◆ Task to carry out
Reproduce the listing word for word, from its first line down to and including the line that contains "- field-label-titre-bloc: Titre".

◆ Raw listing
/---

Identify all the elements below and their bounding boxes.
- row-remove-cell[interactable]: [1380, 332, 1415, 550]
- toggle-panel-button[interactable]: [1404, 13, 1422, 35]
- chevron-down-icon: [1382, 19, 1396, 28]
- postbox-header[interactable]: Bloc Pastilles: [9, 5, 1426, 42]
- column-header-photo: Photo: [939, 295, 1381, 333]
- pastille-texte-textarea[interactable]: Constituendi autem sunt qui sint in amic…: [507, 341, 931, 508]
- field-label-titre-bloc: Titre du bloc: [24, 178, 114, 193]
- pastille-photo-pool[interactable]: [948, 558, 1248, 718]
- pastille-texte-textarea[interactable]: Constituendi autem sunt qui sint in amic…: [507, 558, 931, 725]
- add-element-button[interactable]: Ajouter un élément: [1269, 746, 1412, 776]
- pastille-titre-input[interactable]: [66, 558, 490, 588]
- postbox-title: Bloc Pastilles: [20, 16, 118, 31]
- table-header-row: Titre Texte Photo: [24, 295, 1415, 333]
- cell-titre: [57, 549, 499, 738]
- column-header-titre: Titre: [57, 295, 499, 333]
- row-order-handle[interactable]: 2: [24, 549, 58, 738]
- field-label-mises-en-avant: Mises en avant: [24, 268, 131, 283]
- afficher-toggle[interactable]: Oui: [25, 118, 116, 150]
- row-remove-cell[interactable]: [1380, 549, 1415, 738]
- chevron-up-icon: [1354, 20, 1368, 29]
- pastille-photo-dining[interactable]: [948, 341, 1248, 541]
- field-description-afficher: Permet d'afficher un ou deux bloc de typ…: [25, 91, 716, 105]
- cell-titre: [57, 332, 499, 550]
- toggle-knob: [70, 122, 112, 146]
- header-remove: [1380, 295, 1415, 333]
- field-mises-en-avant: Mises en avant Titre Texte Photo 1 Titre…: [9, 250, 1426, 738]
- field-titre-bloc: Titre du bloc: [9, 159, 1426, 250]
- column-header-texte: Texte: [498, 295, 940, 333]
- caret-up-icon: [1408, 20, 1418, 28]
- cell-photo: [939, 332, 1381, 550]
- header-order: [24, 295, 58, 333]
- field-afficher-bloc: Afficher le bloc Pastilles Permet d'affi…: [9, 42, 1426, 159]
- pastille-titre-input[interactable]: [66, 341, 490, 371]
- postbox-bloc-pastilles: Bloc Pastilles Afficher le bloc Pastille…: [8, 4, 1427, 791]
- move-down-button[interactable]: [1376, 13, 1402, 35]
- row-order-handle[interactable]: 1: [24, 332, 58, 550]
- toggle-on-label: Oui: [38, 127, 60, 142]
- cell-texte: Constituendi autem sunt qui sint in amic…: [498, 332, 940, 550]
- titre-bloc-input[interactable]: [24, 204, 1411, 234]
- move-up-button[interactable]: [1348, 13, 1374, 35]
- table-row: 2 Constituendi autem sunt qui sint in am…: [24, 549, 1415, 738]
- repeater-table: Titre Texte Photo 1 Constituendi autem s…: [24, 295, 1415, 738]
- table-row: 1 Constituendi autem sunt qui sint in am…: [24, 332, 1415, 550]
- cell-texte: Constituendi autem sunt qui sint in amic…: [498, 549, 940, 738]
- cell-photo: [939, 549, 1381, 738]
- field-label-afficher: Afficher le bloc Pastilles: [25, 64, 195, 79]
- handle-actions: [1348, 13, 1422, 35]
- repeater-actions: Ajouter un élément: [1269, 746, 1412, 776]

\---

◆ Result for this task
Identify all the elements below and their bounding boxes.
- row-remove-cell[interactable]: [1380, 332, 1415, 550]
- toggle-panel-button[interactable]: [1404, 13, 1422, 35]
- chevron-down-icon: [1382, 19, 1396, 28]
- postbox-header[interactable]: Bloc Pastilles: [9, 5, 1426, 42]
- column-header-photo: Photo: [939, 295, 1381, 333]
- pastille-texte-textarea[interactable]: Constituendi autem sunt qui sint in amic…: [507, 341, 931, 508]
- field-label-titre-bloc: Titre du bloc: [24, 178, 114, 193]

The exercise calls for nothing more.